§ **What you will do**:
Copy each line below in which the word "email" occurs.

::::

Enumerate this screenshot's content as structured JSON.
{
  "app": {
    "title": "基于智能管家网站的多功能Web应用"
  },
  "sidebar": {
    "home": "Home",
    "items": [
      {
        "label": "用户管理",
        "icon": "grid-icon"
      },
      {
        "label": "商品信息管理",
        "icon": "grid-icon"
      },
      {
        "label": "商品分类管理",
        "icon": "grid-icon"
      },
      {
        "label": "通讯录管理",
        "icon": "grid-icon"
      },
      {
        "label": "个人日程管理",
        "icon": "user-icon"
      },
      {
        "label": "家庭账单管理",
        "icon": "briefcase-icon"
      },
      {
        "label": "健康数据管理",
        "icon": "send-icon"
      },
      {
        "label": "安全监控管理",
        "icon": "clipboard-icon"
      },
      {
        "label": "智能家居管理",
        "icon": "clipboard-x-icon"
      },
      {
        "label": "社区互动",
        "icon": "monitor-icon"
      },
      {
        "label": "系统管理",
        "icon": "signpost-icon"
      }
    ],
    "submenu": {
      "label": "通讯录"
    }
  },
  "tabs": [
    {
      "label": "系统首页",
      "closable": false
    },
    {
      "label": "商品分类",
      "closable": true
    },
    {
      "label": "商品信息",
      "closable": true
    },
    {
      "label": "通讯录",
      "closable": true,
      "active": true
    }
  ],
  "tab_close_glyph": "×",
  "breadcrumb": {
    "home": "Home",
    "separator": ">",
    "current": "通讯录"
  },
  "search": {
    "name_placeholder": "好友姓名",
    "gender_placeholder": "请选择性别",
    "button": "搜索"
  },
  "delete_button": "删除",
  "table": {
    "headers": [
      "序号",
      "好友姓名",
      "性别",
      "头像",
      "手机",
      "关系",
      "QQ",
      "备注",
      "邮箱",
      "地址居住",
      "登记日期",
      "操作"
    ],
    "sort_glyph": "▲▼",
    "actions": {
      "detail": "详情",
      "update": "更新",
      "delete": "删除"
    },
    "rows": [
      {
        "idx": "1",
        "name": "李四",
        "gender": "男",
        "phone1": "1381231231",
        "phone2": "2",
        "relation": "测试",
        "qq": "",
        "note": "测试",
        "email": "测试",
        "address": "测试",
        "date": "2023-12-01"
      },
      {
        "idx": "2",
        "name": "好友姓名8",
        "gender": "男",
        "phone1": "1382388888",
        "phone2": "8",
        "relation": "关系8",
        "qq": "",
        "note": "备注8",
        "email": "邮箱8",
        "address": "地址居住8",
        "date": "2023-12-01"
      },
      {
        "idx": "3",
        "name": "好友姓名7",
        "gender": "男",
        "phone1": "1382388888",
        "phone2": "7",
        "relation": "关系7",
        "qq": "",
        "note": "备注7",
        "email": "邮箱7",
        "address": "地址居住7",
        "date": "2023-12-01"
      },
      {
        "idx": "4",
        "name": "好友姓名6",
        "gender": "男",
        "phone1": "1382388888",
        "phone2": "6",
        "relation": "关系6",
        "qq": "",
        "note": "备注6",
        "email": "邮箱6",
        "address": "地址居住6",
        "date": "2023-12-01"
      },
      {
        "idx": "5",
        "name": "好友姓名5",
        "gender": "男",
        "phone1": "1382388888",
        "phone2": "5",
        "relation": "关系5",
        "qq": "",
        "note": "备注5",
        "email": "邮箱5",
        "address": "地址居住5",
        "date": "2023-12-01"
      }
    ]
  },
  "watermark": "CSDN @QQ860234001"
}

::::

§ **Complete answer**:
        "email": "测试",
        "email": "邮箱8",
        "email": "邮箱7",
        "email": "邮箱6",
        "email": "邮箱5",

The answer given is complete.